- _Exercise aim_
Rewrite the items below as a numbered list, one line per number, leaving out any blank lines.

- _Provided records_
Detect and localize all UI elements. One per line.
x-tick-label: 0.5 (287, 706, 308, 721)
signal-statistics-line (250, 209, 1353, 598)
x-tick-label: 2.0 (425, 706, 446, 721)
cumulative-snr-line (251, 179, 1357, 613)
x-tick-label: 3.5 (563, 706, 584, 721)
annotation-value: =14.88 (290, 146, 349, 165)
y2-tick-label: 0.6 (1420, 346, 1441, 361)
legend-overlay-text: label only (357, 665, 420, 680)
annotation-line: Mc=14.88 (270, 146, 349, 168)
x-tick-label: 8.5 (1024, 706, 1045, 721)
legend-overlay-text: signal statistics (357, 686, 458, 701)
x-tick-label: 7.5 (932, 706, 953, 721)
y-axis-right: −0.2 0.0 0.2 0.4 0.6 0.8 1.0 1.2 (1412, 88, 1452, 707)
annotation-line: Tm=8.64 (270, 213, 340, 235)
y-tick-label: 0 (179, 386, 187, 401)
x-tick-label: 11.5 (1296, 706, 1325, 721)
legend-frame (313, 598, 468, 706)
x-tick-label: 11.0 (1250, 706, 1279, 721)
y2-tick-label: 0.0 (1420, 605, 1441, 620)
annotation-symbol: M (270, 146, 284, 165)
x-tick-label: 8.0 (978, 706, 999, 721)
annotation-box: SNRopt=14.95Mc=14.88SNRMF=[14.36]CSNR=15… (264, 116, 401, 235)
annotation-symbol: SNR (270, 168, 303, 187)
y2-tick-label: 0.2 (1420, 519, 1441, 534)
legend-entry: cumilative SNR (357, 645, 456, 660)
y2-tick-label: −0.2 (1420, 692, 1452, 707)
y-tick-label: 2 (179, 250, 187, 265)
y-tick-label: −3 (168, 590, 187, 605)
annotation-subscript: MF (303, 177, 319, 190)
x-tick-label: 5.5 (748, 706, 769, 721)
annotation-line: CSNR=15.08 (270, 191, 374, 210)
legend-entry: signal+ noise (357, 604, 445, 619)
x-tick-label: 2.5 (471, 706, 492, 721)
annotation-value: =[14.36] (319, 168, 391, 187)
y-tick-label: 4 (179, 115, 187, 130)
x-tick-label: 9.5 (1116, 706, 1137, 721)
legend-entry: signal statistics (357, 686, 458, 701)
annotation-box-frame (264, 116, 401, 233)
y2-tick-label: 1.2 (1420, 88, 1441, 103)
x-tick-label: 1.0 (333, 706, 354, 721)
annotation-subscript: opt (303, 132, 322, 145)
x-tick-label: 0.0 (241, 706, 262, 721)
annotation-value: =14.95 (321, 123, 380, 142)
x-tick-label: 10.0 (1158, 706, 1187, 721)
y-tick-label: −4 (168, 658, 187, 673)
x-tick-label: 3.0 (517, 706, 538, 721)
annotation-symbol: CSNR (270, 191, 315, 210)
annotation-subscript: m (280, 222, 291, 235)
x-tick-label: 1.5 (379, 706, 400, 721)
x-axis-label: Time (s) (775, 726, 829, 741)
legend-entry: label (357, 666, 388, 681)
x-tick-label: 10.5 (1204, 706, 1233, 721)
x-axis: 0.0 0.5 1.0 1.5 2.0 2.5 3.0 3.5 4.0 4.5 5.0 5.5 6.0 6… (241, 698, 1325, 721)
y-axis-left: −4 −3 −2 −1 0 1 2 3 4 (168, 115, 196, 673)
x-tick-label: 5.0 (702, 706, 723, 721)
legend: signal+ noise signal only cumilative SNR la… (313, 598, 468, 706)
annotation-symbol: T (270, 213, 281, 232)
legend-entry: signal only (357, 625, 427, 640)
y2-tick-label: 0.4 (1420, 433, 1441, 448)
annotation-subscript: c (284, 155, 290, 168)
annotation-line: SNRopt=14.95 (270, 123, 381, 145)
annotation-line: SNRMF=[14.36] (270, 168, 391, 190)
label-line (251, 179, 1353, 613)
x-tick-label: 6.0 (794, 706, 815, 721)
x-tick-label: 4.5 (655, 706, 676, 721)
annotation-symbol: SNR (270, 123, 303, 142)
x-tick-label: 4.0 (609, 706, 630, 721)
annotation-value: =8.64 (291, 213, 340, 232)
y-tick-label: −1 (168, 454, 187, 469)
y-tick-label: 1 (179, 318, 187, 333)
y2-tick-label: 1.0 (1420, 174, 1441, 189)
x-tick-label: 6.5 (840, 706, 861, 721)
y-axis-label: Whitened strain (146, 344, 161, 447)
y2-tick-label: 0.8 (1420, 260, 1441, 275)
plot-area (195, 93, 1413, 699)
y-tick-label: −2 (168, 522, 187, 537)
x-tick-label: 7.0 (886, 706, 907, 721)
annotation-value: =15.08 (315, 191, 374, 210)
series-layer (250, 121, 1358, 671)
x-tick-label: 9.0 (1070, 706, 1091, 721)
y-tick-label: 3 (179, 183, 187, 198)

- _Task output_
1. Detect and localize all UI elements. One per line.
2. x-tick-label: 0.5 (287, 706, 308, 721)
3. signal-statistics-line (250, 209, 1353, 598)
4. x-tick-label: 2.0 (425, 706, 446, 721)
5. cumulative-snr-line (251, 179, 1357, 613)
6. x-tick-label: 3.5 (563, 706, 584, 721)
7. annotation-value: =14.88 (290, 146, 349, 165)
8. y2-tick-label: 0.6 (1420, 346, 1441, 361)
9. legend-overlay-text: label only (357, 665, 420, 680)
10. annotation-line: Mc=14.88 (270, 146, 349, 168)
11. x-tick-label: 8.5 (1024, 706, 1045, 721)
12. legend-overlay-text: signal statistics (357, 686, 458, 701)
13. x-tick-label: 7.5 (932, 706, 953, 721)
14. y-axis-right: −0.2 0.0 0.2 0.4 0.6 0.8 1.0 1.2 (1412, 88, 1452, 707)
15. annotation-line: Tm=8.64 (270, 213, 340, 235)
16. y-tick-label: 0 (179, 386, 187, 401)
17. x-tick-label: 11.5 (1296, 706, 1325, 721)
18. legend-frame (313, 598, 468, 706)
19. x-tick-label: 11.0 (1250, 706, 1279, 721)
20. y2-tick-label: 0.0 (1420, 605, 1441, 620)
21. annotation-symbol: M (270, 146, 284, 165)
22. x-tick-label: 8.0 (978, 706, 999, 721)
23. annotation-box: SNRopt=14.95Mc=14.88SNRMF=[14.36]CSNR=15… (264, 116, 401, 235)
24. annotation-symbol: SNR (270, 168, 303, 187)
25. y2-tick-label: 0.2 (1420, 519, 1441, 534)
26. legend-entry: cumilative SNR (357, 645, 456, 660)
27. y2-tick-label: −0.2 (1420, 692, 1452, 707)
28. y-tick-label: 2 (179, 250, 187, 265)
29. y-tick-label: −3 (168, 590, 187, 605)
30. annotation-subscript: MF (303, 177, 319, 190)
31. x-tick-label: 5.5 (748, 706, 769, 721)
32. annotation-line: CSNR=15.08 (270, 191, 374, 210)
33. legend-entry: signal+ noise (357, 604, 445, 619)
34. x-tick-label: 2.5 (471, 706, 492, 721)
35. annotation-value: =[14.36] (319, 168, 391, 187)
36. y-tick-label: 4 (179, 115, 187, 130)
37. x-tick-label: 9.5 (1116, 706, 1137, 721)
38. legend-entry: signal statistics (357, 686, 458, 701)
39. annotation-box-frame (264, 116, 401, 233)
40. y2-tick-label: 1.2 (1420, 88, 1441, 103)
41. x-tick-label: 1.0 (333, 706, 354, 721)
42. annotation-subscript: opt (303, 132, 322, 145)
43. x-tick-label: 0.0 (241, 706, 262, 721)
44. annotation-value: =14.95 (321, 123, 380, 142)
45. x-tick-label: 10.0 (1158, 706, 1187, 721)
46. y-tick-label: −4 (168, 658, 187, 673)
47. x-tick-label: 3.0 (517, 706, 538, 721)
48. annotation-symbol: CSNR (270, 191, 315, 210)
49. annotation-subscript: m (280, 222, 291, 235)
50. x-tick-label: 1.5 (379, 706, 400, 721)
51. x-axis-label: Time (s) (775, 726, 829, 741)
52. legend-entry: label (357, 666, 388, 681)
53. x-tick-label: 10.5 (1204, 706, 1233, 721)
54. x-axis: 0.0 0.5 1.0 1.5 2.0 2.5 3.0 3.5 4.0 4.5 5.0 5.5 6.0 6… (241, 698, 1325, 721)
55. y-axis-left: −4 −3 −2 −1 0 1 2 3 4 (168, 115, 196, 673)
56. x-tick-label: 5.0 (702, 706, 723, 721)
57. legend: signal+ noise signal only cumilative SNR la… (313, 598, 468, 706)
58. annotation-symbol: T (270, 213, 281, 232)
59. legend-entry: signal only (357, 625, 427, 640)
60. y2-tick-label: 0.4 (1420, 433, 1441, 448)
61. annotation-subscript: c (284, 155, 290, 168)
62. annotation-line: SNRopt=14.95 (270, 123, 381, 145)
63. annotation-line: SNRMF=[14.36] (270, 168, 391, 190)
64. label-line (251, 179, 1353, 613)
65. x-tick-label: 6.0 (794, 706, 815, 721)
66. x-tick-label: 4.5 (655, 706, 676, 721)
67. annotation-symbol: SNR (270, 123, 303, 142)
68. x-tick-label: 4.0 (609, 706, 630, 721)
69. annotation-value: =8.64 (291, 213, 340, 232)
70. y-tick-label: −1 (168, 454, 187, 469)
71. y-tick-label: 1 (179, 318, 187, 333)
72. y2-tick-label: 1.0 (1420, 174, 1441, 189)
73. x-tick-label: 6.5 (840, 706, 861, 721)
74. y-axis-label: Whitened strain (146, 344, 161, 447)
75. y2-tick-label: 0.8 (1420, 260, 1441, 275)
76. plot-area (195, 93, 1413, 699)
77. y-tick-label: −2 (168, 522, 187, 537)
78. x-tick-label: 7.0 (886, 706, 907, 721)
79. annotation-value: =15.08 (315, 191, 374, 210)
80. series-layer (250, 121, 1358, 671)
81. x-tick-label: 9.0 (1070, 706, 1091, 721)
82. y-tick-label: 3 (179, 183, 187, 198)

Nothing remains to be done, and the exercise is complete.